- **Stated problem**
Print the whole listing exactly.

[START Data provided]

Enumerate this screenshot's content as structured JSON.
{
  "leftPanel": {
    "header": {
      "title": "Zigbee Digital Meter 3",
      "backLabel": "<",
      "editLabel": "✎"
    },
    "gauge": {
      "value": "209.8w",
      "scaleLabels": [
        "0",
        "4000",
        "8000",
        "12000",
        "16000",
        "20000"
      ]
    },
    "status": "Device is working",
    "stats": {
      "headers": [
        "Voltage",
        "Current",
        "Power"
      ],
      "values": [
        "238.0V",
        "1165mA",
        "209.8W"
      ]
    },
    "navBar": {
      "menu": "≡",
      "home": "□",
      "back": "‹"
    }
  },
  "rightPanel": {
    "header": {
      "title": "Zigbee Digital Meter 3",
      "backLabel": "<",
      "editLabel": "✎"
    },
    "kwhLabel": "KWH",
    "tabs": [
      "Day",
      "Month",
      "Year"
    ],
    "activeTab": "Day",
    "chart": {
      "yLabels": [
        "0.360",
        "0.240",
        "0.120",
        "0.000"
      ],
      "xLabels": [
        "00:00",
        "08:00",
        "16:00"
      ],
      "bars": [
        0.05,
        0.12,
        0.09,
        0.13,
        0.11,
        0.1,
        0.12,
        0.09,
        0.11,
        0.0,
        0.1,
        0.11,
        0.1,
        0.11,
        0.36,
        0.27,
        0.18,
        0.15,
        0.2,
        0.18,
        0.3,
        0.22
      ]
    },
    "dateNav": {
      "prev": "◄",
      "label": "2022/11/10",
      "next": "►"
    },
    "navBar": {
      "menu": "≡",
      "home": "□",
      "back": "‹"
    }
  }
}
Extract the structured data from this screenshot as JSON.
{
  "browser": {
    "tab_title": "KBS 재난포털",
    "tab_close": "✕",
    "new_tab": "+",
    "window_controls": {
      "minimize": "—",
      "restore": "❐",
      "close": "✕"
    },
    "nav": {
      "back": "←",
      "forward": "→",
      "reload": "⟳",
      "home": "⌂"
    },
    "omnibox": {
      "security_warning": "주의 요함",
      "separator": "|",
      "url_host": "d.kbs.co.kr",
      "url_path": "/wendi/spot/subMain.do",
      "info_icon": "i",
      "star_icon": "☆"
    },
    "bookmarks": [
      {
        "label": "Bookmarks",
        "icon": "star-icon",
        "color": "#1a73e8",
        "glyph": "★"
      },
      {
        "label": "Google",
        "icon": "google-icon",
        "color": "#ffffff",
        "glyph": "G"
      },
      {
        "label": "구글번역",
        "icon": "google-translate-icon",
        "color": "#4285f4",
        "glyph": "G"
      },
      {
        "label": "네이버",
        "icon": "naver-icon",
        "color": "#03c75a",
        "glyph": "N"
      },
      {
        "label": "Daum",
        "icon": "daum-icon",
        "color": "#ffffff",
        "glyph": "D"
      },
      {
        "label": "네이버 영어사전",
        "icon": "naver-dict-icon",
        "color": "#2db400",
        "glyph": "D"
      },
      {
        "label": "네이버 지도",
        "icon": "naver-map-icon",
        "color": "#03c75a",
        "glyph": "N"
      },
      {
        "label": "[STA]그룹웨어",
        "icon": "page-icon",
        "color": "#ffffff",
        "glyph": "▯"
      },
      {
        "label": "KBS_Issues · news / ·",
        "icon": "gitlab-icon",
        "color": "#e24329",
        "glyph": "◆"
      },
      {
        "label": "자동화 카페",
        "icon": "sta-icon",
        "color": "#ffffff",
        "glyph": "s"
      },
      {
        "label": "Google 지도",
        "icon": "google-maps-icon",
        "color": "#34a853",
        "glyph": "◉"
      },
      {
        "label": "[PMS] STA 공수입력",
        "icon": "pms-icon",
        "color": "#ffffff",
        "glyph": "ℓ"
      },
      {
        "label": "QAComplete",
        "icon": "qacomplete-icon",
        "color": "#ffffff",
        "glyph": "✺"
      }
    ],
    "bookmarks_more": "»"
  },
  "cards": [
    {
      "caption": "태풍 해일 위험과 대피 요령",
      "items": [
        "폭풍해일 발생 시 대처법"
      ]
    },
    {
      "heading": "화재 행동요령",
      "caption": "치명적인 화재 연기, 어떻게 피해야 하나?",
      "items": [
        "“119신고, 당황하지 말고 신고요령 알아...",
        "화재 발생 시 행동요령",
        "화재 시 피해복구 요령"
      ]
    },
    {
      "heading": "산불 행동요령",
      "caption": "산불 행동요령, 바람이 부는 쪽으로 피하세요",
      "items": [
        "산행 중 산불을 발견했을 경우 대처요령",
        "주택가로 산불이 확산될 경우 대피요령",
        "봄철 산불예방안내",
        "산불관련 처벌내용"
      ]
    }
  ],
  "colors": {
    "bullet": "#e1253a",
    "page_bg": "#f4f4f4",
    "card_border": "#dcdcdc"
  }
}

[END Data provided]

- **The solution**
Enumerate this screenshot's content as structured JSON.
{
  "leftPanel": {
    "header": {
      "title": "Zigbee Digital Meter 3",
      "backLabel": "<",
      "editLabel": "✎"
    },
    "gauge": {
      "value": "209.8w",
      "scaleLabels": [
        "0",
        "4000",
        "8000",
        "12000",
        "16000",
        "20000"
      ]
    },
    "status": "Device is working",
    "stats": {
      "headers": [
        "Voltage",
        "Current",
        "Power"
      ],
      "values": [
        "238.0V",
        "1165mA",
        "209.8W"
      ]
    },
    "navBar": {
      "menu": "≡",
      "home": "□",
      "back": "‹"
    }
  },
  "rightPanel": {
    "header": {
      "title": "Zigbee Digital Meter 3",
      "backLabel": "<",
      "editLabel": "✎"
    },
    "kwhLabel": "KWH",
    "tabs": [
      "Day",
      "Month",
      "Year"
    ],
    "activeTab": "Day",
    "chart": {
      "yLabels": [
        "0.360",
        "0.240",
        "0.120",
        "0.000"
      ],
      "xLabels": [
        "00:00",
        "08:00",
        "16:00"
      ],
      "bars": [
        0.05,
        0.12,
        0.09,
        0.13,
        0.11,
        0.1,
        0.12,
        0.09,
        0.11,
        0.0,
        0.1,
        0.11,
        0.1,
        0.11,
        0.36,
        0.27,
        0.18,
        0.15,
        0.2,
        0.18,
        0.3,
        0.22
      ]
    },
    "dateNav": {
      "prev": "◄",
      "label": "2022/11/10",
      "next": "►"
    },
    "navBar": {
      "menu": "≡",
      "home": "□",
      "back": "‹"
    }
  }
}
Extract the structured data from this screenshot as JSON.
{
  "browser": {
    "tab_title": "KBS 재난포털",
    "tab_close": "✕",
    "new_tab": "+",
    "window_controls": {
      "minimize": "—",
      "restore": "❐",
      "close": "✕"
    },
    "nav": {
      "back": "←",
      "forward": "→",
      "reload": "⟳",
      "home": "⌂"
    },
    "omnibox": {
      "security_warning": "주의 요함",
      "separator": "|",
      "url_host": "d.kbs.co.kr",
      "url_path": "/wendi/spot/subMain.do",
      "info_icon": "i",
      "star_icon": "☆"
    },
    "bookmarks": [
      {
        "label": "Bookmarks",
        "icon": "star-icon",
        "color": "#1a73e8",
        "glyph": "★"
      },
      {
        "label": "Google",
        "icon": "google-icon",
        "color": "#ffffff",
        "glyph": "G"
      },
      {
        "label": "구글번역",
        "icon": "google-translate-icon",
        "color": "#4285f4",
        "glyph": "G"
      },
      {
        "label": "네이버",
        "icon": "naver-icon",
        "color": "#03c75a",
        "glyph": "N"
      },
      {
        "label": "Daum",
        "icon": "daum-icon",
        "color": "#ffffff",
        "glyph": "D"
      },
      {
        "label": "네이버 영어사전",
        "icon": "naver-dict-icon",
        "color": "#2db400",
        "glyph": "D"
      },
      {
        "label": "네이버 지도",
        "icon": "naver-map-icon",
        "color": "#03c75a",
        "glyph": "N"
      },
      {
        "label": "[STA]그룹웨어",
        "icon": "page-icon",
        "color": "#ffffff",
        "glyph": "▯"
      },
      {
        "label": "KBS_Issues · news / ·",
        "icon": "gitlab-icon",
        "color": "#e24329",
        "glyph": "◆"
      },
      {
        "label": "자동화 카페",
        "icon": "sta-icon",
        "color": "#ffffff",
        "glyph": "s"
      },
      {
        "label": "Google 지도",
        "icon": "google-maps-icon",
        "color": "#34a853",
        "glyph": "◉"
      },
      {
        "label": "[PMS] STA 공수입력",
        "icon": "pms-icon",
        "color": "#ffffff",
        "glyph": "ℓ"
      },
      {
        "label": "QAComplete",
        "icon": "qacomplete-icon",
        "color": "#ffffff",
        "glyph": "✺"
      }
    ],
    "bookmarks_more": "»"
  },
  "cards": [
    {
      "caption": "태풍 해일 위험과 대피 요령",
      "items": [
        "폭풍해일 발생 시 대처법"
      ]
    },
    {
      "heading": "화재 행동요령",
      "caption": "치명적인 화재 연기, 어떻게 피해야 하나?",
      "items": [
        "“119신고, 당황하지 말고 신고요령 알아...",
        "화재 발생 시 행동요령",
        "화재 시 피해복구 요령"
      ]
    },
    {
      "heading": "산불 행동요령",
      "caption": "산불 행동요령, 바람이 부는 쪽으로 피하세요",
      "items": [
        "산행 중 산불을 발견했을 경우 대처요령",
        "주택가로 산불이 확산될 경우 대피요령",
        "봄철 산불예방안내",
        "산불관련 처벌내용"
      ]
    }
  ],
  "colors": {
    "bullet": "#e1253a",
    "page_bg": "#f4f4f4",
    "card_border": "#dcdcdc"
  }
}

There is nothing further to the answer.